What the task asks
Within the entries below, please return exactly the lines from the one with "List 28 of the" through the one with "List every element", leaving out any pictures.

[Bounding box prediction data]
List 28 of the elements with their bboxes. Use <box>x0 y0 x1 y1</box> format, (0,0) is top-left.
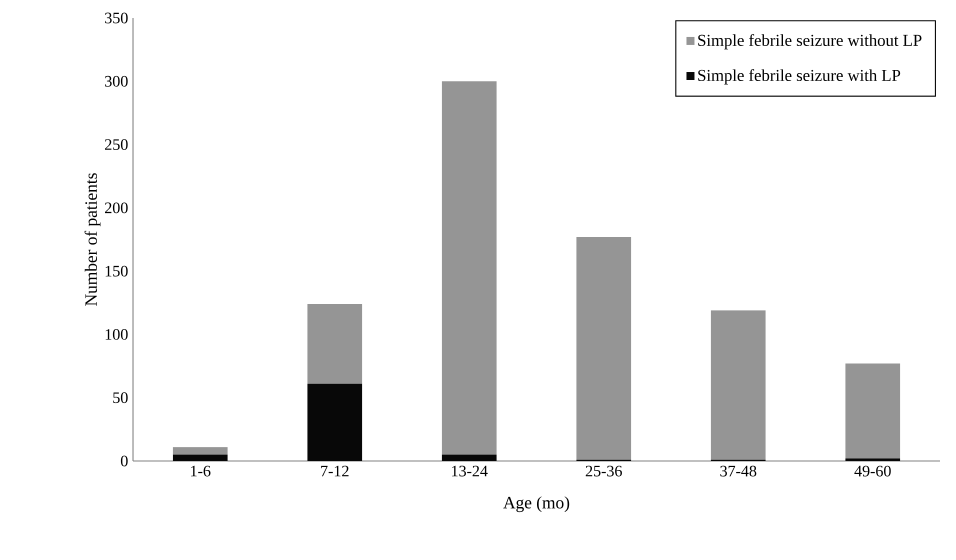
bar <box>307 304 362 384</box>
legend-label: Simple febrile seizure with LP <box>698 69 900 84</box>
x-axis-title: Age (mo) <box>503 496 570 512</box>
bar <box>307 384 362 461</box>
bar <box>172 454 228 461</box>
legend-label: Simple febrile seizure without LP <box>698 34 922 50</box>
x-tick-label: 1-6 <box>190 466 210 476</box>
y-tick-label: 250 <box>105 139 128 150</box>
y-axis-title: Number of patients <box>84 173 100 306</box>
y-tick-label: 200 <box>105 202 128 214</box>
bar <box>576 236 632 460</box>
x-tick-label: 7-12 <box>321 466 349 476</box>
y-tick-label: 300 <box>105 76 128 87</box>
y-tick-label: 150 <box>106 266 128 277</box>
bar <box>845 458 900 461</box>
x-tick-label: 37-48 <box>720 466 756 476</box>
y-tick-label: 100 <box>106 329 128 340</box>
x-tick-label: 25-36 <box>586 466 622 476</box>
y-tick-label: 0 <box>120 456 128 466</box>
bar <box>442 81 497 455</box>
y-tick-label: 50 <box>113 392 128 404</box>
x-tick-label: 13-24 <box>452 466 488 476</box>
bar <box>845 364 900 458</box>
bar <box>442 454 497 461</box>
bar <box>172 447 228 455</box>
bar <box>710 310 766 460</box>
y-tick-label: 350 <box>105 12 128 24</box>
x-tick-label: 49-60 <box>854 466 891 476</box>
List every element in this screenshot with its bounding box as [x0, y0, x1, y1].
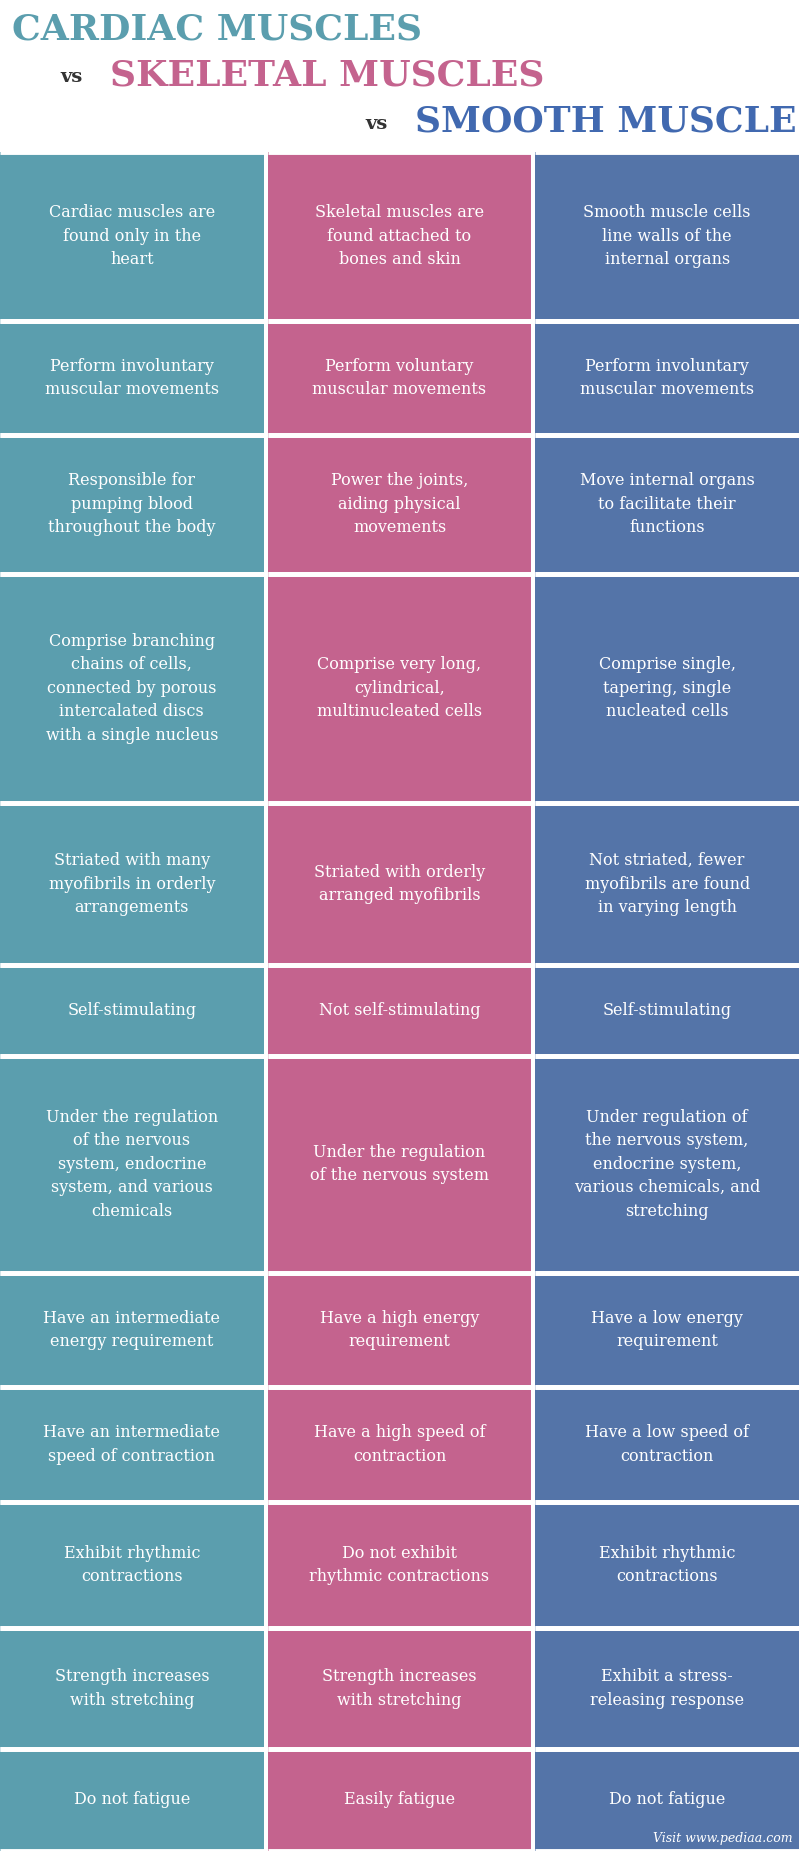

==

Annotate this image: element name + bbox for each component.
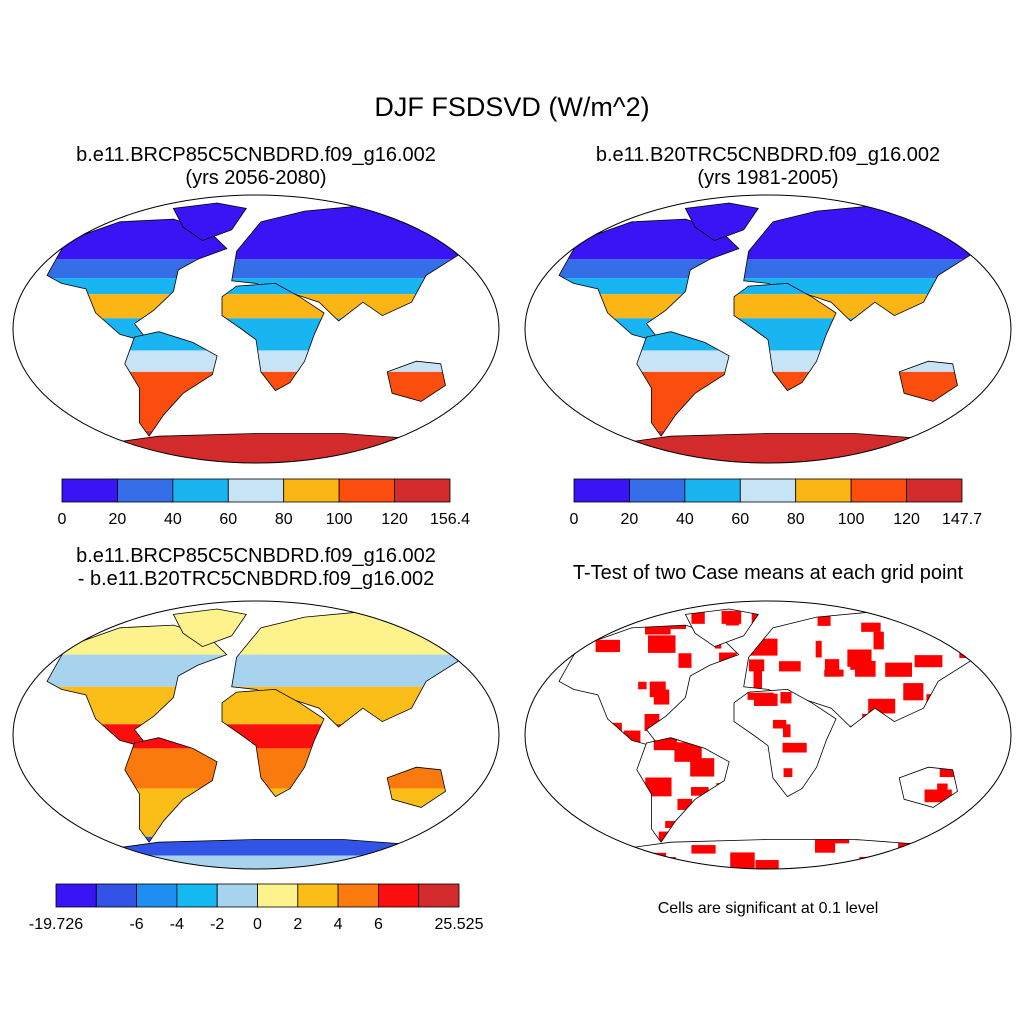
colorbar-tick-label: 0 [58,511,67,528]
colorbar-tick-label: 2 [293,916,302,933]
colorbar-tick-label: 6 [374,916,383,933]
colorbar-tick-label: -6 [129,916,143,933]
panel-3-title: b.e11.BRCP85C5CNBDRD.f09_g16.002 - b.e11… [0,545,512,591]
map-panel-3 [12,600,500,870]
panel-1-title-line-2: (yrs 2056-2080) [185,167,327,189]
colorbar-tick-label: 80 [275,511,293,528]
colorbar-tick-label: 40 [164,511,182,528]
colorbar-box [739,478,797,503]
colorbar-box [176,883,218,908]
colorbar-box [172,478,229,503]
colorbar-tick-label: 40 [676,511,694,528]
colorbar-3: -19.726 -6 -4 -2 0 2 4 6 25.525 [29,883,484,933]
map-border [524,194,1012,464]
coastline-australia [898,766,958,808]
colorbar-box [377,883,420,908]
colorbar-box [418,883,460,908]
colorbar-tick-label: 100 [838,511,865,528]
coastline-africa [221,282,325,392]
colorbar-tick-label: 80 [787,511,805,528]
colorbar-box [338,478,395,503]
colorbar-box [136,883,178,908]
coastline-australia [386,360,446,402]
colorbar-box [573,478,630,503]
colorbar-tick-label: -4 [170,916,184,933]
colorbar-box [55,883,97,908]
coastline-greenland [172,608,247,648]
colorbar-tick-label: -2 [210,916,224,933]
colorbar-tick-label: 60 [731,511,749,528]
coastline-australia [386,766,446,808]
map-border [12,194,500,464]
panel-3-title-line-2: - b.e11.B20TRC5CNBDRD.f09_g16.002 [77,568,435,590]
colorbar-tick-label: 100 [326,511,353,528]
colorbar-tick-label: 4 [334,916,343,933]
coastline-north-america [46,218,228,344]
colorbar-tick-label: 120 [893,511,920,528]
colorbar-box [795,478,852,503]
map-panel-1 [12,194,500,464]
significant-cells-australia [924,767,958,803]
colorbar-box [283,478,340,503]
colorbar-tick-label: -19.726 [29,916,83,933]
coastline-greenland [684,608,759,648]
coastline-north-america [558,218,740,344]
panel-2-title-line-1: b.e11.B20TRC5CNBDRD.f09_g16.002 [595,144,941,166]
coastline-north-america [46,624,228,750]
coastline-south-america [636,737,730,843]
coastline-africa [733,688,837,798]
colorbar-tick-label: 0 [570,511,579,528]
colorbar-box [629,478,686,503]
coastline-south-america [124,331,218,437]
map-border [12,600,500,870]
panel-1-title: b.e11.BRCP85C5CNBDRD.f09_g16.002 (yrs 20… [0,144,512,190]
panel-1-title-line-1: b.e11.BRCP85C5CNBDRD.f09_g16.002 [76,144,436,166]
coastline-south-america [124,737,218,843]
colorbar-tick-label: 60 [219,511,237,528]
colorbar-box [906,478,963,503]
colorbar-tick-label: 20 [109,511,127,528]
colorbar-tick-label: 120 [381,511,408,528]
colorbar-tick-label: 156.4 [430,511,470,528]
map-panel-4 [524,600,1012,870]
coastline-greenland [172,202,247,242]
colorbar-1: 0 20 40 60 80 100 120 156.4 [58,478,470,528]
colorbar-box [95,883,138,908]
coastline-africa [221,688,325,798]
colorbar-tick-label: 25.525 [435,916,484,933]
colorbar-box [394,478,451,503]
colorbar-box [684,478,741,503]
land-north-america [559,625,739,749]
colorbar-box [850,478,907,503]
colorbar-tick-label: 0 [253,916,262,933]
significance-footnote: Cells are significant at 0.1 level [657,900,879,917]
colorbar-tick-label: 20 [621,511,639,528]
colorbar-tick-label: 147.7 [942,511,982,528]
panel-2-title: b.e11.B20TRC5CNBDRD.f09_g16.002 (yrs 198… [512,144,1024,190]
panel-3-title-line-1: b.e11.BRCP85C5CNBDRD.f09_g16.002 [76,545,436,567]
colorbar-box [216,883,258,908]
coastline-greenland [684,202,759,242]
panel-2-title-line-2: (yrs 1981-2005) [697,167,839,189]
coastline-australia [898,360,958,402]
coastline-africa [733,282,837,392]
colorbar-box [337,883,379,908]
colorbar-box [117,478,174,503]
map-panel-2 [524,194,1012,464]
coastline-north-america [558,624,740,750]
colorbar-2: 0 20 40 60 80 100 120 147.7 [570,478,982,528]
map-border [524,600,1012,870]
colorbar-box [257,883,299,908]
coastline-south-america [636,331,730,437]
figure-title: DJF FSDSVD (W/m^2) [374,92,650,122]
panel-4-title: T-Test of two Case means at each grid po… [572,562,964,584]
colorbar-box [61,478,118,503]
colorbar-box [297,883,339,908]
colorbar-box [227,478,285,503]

Written solution
List 28 of the elements with their bboxes. Use <box>x0 y0 x1 y1</box> format, (0,0) is top-left.
bar <box>307 304 362 384</box>
legend-label: Simple febrile seizure with LP <box>698 69 900 84</box>
x-axis-title: Age (mo) <box>503 496 570 512</box>
bar <box>307 384 362 461</box>
bar <box>172 454 228 461</box>
legend-label: Simple febrile seizure without LP <box>698 34 922 50</box>
x-tick-label: 1-6 <box>190 466 210 476</box>
y-tick-label: 250 <box>105 139 128 150</box>
y-axis-title: Number of patients <box>84 173 100 306</box>
y-tick-label: 200 <box>105 202 128 214</box>
bar <box>576 236 632 460</box>
x-tick-label: 7-12 <box>321 466 349 476</box>
y-tick-label: 300 <box>105 76 128 87</box>
y-tick-label: 150 <box>106 266 128 277</box>
bar <box>845 458 900 461</box>
x-tick-label: 37-48 <box>720 466 756 476</box>
y-tick-label: 100 <box>106 329 128 340</box>
x-tick-label: 25-36 <box>586 466 622 476</box>
y-tick-label: 0 <box>120 456 128 466</box>
bar <box>442 81 497 455</box>
y-tick-label: 50 <box>113 392 128 404</box>
x-tick-label: 13-24 <box>452 466 488 476</box>
bar <box>845 364 900 458</box>
bar <box>442 454 497 461</box>
bar <box>172 447 228 455</box>
bar <box>710 310 766 460</box>
y-tick-label: 350 <box>105 12 128 24</box>
x-tick-label: 49-60 <box>854 466 891 476</box>
List every element in this screenshot with its bounding box as [x0, y0, x1, y1].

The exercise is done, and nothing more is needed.